> _Things to do_:
- 1) Transcribe a section of the passage about the sharing economy, beginning at the words "The most obvious" and stopping after "ban Uber altogether.".
- 2) According to the passage about the sharing economy, which city has legislation in the works that would effectively ban Uber?
- 3) Write the next part of the passage about the sharing economy, picking up after its final sentence.
*** Provided passage ***
The most obvious problem with the introduction of a sharing economy is that it takes business away from traditional providers of these services, like hotel and taxi companies. Forbes magazine reported that, in some cases, cities around the U.S. are aligning with taxi industries to combat Uber on what they see as an intrusion on their market. Cities such as Cambridge, Massachusetts, even have legislation in the works that would effectively ban Uber altogether.

Sharing services also violate the usual health, safety and other regulations, including tax codes, that are applied to traditional methods of services in these industries. For example, most cities, like New York, restrict the number of cabs so cabbies will have a reasonable market to make a living in, according to Forbes. Unless Uber and other taxi alternatives are restricted in the same way, it not only means diminishing the market for traditional taxis but also for Uber's own driving partners if the market is suddenly flooded with drivers. 

Airbnb doesn't collect or pay the same taxes as its competitors - while that may be beneficial to consumers and the people renting out rooms, it doesn't do much for the local economies they are operating in, according to BI. What's more, there are no safety inspectors coming to the rooms provided by Airbnb to ensure they're up to the health and safety standards that regular hotels are.
*** End of Provided passage ***
*** Dataset extract ***
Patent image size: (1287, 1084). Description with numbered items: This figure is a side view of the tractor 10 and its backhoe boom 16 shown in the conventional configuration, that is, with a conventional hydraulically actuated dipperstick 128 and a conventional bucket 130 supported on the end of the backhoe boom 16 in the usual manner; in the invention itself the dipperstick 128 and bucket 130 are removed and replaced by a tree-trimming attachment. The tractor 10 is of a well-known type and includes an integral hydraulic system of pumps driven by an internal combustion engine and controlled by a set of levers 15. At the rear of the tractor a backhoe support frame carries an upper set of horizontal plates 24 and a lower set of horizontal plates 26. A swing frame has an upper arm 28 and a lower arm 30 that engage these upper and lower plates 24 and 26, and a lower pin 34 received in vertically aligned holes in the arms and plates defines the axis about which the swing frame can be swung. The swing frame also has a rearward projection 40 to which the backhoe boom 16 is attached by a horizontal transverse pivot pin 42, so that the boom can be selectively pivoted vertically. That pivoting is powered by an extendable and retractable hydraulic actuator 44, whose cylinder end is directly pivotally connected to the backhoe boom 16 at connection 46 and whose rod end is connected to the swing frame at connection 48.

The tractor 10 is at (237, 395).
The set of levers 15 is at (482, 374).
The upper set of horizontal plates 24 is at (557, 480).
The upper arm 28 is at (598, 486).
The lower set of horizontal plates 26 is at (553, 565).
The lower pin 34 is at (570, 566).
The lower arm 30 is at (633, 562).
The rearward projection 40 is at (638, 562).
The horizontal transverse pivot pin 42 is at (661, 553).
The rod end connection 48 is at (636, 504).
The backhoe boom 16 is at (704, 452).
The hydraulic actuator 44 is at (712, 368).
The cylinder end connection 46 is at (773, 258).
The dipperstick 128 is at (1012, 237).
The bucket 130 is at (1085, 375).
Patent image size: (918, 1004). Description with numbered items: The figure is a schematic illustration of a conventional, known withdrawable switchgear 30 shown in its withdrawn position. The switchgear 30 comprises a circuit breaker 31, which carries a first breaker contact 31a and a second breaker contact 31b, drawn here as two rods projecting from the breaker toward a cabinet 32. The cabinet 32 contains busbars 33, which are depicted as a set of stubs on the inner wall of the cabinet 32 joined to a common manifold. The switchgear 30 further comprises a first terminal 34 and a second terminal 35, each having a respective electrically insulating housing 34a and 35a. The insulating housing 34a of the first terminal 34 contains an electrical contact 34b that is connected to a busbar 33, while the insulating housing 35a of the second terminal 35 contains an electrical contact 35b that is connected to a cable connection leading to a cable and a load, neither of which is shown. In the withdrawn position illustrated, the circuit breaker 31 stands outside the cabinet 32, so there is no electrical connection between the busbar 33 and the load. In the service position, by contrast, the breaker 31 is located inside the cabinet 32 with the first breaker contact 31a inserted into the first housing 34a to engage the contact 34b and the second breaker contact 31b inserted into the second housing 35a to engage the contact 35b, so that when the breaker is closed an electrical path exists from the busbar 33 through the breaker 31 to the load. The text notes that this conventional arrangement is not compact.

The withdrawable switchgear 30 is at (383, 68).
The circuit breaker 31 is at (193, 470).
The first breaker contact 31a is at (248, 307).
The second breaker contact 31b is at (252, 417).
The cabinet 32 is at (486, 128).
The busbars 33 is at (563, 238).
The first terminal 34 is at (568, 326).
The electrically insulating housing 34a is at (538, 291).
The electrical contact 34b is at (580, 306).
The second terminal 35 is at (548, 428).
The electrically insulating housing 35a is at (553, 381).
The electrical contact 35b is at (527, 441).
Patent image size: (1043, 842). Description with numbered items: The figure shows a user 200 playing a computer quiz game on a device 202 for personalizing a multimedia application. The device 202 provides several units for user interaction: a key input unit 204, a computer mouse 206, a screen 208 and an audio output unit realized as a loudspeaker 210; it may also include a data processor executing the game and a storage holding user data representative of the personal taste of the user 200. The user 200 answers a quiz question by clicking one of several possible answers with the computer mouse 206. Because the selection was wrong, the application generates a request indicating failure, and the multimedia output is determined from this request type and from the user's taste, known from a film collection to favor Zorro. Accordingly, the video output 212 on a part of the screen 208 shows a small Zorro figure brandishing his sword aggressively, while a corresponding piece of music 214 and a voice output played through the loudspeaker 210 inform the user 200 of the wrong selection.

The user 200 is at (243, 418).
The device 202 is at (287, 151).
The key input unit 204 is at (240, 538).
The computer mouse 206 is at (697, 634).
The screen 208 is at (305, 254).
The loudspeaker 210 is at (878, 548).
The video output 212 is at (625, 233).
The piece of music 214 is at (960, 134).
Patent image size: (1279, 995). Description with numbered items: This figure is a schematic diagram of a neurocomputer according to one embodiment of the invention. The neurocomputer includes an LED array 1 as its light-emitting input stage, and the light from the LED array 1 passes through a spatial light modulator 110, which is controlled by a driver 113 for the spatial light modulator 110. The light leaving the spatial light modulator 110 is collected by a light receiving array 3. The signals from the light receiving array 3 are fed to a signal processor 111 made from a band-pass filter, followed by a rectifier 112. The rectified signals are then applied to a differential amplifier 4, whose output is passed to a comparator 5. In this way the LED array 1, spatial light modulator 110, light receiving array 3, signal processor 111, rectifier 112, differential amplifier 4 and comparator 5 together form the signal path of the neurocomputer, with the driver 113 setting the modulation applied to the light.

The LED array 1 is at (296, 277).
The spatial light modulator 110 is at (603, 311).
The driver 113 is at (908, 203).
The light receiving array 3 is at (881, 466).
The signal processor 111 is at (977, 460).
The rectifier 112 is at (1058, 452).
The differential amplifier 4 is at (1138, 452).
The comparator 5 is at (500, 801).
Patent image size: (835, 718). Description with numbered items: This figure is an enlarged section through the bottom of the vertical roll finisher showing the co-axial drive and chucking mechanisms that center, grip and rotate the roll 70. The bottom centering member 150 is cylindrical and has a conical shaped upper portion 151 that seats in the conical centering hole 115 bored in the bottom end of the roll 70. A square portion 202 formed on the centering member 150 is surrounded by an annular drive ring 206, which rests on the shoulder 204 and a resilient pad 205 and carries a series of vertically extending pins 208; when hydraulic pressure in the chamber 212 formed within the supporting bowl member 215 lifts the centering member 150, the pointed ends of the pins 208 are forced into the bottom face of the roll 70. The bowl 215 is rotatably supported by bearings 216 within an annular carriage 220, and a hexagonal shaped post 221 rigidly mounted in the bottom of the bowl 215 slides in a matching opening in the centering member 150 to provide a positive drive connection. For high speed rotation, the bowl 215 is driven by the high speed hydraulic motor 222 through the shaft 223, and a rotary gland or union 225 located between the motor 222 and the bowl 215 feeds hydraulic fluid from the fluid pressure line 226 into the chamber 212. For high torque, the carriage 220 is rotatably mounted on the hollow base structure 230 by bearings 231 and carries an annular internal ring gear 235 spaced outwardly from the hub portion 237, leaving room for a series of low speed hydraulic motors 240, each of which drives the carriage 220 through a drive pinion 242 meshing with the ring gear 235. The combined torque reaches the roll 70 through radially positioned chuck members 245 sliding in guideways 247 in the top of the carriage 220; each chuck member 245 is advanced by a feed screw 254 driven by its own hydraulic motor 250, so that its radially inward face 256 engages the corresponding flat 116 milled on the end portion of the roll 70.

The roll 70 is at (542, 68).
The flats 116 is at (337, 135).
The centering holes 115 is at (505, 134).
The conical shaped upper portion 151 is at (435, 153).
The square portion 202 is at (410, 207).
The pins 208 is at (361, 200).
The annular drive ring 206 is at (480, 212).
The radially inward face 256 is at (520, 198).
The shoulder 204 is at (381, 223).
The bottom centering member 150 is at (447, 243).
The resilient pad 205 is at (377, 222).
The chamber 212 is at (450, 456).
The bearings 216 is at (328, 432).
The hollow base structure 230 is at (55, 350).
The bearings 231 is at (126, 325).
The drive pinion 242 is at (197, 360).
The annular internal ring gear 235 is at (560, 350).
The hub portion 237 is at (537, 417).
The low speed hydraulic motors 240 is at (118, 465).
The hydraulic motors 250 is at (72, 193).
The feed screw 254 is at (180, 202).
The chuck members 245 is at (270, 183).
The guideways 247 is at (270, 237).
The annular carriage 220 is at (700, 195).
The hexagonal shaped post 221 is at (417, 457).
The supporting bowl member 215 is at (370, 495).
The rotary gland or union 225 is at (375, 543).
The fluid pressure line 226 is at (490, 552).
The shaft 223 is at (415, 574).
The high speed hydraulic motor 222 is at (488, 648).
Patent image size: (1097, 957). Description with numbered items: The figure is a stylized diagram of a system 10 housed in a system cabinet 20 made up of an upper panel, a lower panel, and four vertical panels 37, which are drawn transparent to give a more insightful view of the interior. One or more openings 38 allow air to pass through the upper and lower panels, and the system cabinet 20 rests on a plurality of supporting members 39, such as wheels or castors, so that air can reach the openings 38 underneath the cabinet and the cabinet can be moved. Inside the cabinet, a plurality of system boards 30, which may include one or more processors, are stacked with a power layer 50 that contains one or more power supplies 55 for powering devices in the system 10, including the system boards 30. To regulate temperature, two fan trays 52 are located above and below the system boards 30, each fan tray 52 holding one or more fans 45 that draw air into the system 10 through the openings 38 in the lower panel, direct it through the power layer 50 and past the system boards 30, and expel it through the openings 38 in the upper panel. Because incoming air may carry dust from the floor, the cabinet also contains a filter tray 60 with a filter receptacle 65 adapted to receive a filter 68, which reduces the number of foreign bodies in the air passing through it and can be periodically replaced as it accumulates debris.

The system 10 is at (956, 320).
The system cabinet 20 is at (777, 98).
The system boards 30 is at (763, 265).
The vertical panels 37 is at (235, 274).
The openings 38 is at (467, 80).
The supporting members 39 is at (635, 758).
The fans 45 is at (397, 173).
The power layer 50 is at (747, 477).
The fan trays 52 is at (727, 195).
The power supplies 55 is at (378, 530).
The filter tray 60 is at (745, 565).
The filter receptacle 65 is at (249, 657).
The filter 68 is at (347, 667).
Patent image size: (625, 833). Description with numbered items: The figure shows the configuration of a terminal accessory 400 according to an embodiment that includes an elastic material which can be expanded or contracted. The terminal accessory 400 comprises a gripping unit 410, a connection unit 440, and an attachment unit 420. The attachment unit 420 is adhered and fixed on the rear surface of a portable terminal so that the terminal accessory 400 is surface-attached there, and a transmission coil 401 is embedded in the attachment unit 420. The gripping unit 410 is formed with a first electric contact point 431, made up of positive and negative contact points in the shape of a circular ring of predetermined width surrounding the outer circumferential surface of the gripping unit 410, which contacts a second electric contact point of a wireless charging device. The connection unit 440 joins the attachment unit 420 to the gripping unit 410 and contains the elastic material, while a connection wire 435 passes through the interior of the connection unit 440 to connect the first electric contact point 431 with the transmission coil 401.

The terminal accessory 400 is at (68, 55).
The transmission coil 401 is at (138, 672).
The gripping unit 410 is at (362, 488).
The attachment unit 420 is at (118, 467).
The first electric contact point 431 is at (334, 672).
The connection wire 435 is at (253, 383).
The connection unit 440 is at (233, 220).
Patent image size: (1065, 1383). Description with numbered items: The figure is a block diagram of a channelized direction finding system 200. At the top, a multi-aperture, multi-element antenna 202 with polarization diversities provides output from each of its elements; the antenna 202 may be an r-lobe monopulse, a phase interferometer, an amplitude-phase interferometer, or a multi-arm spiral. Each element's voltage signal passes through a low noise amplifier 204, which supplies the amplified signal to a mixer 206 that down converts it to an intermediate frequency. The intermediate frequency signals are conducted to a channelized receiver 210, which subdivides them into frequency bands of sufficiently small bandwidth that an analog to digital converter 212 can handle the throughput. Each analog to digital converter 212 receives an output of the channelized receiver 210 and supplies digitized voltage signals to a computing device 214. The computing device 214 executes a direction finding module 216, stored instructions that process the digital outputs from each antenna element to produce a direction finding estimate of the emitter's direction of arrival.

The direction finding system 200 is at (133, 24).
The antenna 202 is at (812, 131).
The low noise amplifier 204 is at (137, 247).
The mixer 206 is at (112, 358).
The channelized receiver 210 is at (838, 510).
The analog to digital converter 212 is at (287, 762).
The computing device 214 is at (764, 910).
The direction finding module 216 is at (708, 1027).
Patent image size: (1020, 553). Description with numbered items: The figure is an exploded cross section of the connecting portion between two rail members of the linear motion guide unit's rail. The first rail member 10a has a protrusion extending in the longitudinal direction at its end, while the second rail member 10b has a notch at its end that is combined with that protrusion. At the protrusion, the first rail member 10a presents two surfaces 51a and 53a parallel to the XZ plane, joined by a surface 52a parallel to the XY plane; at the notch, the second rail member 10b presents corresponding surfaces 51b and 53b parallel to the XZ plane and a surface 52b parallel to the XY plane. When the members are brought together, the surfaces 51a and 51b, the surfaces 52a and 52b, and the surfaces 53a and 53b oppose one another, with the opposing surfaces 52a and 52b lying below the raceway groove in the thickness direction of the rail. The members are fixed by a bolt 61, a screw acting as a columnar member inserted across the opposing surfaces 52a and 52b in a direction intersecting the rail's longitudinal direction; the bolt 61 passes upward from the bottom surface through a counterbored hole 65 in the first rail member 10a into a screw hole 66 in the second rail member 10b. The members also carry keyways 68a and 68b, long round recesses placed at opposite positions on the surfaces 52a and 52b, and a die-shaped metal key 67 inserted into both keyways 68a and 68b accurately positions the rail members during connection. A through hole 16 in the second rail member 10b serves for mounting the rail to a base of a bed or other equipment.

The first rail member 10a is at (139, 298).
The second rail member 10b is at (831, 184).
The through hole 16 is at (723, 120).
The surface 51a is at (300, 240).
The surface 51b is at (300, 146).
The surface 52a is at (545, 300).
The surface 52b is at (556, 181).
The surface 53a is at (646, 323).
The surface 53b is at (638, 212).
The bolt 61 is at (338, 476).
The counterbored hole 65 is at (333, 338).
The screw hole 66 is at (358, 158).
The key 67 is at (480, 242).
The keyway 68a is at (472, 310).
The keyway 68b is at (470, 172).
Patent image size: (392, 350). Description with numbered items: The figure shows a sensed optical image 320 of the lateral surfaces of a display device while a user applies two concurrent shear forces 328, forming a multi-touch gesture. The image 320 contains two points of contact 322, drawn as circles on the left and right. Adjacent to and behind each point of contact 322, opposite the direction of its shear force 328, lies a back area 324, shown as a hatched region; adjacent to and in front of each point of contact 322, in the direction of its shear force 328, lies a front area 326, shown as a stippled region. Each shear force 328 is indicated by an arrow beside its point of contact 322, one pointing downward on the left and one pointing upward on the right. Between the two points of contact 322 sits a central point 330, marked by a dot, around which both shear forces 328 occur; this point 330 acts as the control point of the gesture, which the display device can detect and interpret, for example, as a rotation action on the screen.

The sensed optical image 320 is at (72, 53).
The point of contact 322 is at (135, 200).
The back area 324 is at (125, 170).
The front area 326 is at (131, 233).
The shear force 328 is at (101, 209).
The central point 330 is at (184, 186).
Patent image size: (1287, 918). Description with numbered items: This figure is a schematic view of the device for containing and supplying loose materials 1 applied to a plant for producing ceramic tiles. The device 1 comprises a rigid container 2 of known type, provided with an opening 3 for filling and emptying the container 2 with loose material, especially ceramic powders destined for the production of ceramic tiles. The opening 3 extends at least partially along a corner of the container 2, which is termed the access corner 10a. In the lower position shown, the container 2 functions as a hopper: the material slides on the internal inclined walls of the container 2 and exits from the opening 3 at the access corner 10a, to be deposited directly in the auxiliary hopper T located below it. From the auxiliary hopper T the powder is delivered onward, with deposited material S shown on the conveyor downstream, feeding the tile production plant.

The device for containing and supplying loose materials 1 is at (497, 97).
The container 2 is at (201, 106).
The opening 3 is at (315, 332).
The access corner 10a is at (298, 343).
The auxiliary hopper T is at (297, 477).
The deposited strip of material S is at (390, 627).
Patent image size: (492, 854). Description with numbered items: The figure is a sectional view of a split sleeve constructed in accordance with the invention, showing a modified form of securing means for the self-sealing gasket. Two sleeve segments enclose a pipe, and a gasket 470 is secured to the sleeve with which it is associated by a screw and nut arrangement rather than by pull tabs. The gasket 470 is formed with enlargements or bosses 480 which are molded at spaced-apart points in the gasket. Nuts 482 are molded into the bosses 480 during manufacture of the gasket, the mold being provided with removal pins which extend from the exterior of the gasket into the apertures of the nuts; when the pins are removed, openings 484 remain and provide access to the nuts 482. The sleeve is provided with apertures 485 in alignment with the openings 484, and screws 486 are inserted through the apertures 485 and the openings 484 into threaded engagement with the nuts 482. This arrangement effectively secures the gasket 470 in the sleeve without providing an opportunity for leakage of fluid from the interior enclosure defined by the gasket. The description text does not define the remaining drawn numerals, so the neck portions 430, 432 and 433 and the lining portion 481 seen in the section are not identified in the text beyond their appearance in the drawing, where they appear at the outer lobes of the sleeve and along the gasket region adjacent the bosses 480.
*** End of Dataset extract ***
> _Results for each task_:
- 1)
The most obvious problem with the introduction of a sharing economy is that it takes business away from traditional providers of these services, like hotel and taxi companies. Forbes magazine reported that, in some cases, cities around the U.S. are aligning with taxi industries to combat Uber on what they see as an intrusion on their market. Cities such as Cambridge, Massachusetts, even have legislation in the works that would effectively ban Uber altogether.

- 2) Cambridge, Massachusetts.

- 3)
While there are many aspects of sharing start-ups that provide challenges to the established business system, it does little to change the fact that Uber and its contemporaries are attracting millions of users across the globe. At the same time, these app-driven businesses are also providing a new form of income for many. 

"Uber employed 160,000 drivers in the U.S. by the end of 2014"

Uber employment
Alan B. Kreuger, Professor of Economics and Public Affairs for Princeton University, partnered with Uber to produce a report on the unique employment opportunities it provides.The report showed that at the end of 2014, Uber had 160,000 drivers in the U.S. alone. Additionally, Uber drivers were working fewer hours and making more money than regular cab drivers.

That last stat could be why nearly a quarter of Uber's drivers don't have any other form of income, and 38 percent already have a full time job, but work with Uber for extra money. According to the report, 91 percent of Uber drivers are working with Uber for additional income, and 87 percent chose it because they want more flexibility with their schedule.

Flexibility plays a crucial role in why the Uber model can change the job market. Around 50 percent of Uber drivers are married and just over 46 percent have children at home. It's an appealing job for parents who need a decent income they can earn while their kids are at school. Those who work full time during the day can provide Uber services whenever they have the spare time and energy to make extra cash. 

The downside to employment with Uber is that drivers are actually independent contractors, so they don't receive the benefits or job security provided by regular employers, according to the New York Times. There is also the fact that such employment is unpredictable and could lead to an unstable work force if significant numbers of people are providing piecemeal services for a living. 

So while it's obvious that companies like Uber highlight a significant change in the business world, it remains to be seen just how that will affect the future economy.